- _Brief_: Each entry must be returned exactly. None may be omitted.

- _Available data_:
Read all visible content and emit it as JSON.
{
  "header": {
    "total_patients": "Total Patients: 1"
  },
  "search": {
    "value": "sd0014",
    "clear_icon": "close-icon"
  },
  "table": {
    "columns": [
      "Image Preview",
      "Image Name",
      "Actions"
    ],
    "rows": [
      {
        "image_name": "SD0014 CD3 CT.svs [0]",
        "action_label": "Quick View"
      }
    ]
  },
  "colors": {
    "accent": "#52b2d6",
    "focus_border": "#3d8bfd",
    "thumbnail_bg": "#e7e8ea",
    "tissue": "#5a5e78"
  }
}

- _Result of this exercise_:
Read all visible content and emit it as JSON.
{
  "header": {
    "total_patients": "Total Patients: 1"
  },
  "search": {
    "value": "sd0014",
    "clear_icon": "close-icon"
  },
  "table": {
    "columns": [
      "Image Preview",
      "Image Name",
      "Actions"
    ],
    "rows": [
      {
        "image_name": "SD0014 CD3 CT.svs [0]",
        "action_label": "Quick View"
      }
    ]
  },
  "colors": {
    "accent": "#52b2d6",
    "focus_border": "#3d8bfd",
    "thumbnail_bg": "#e7e8ea",
    "tissue": "#5a5e78"
  }
}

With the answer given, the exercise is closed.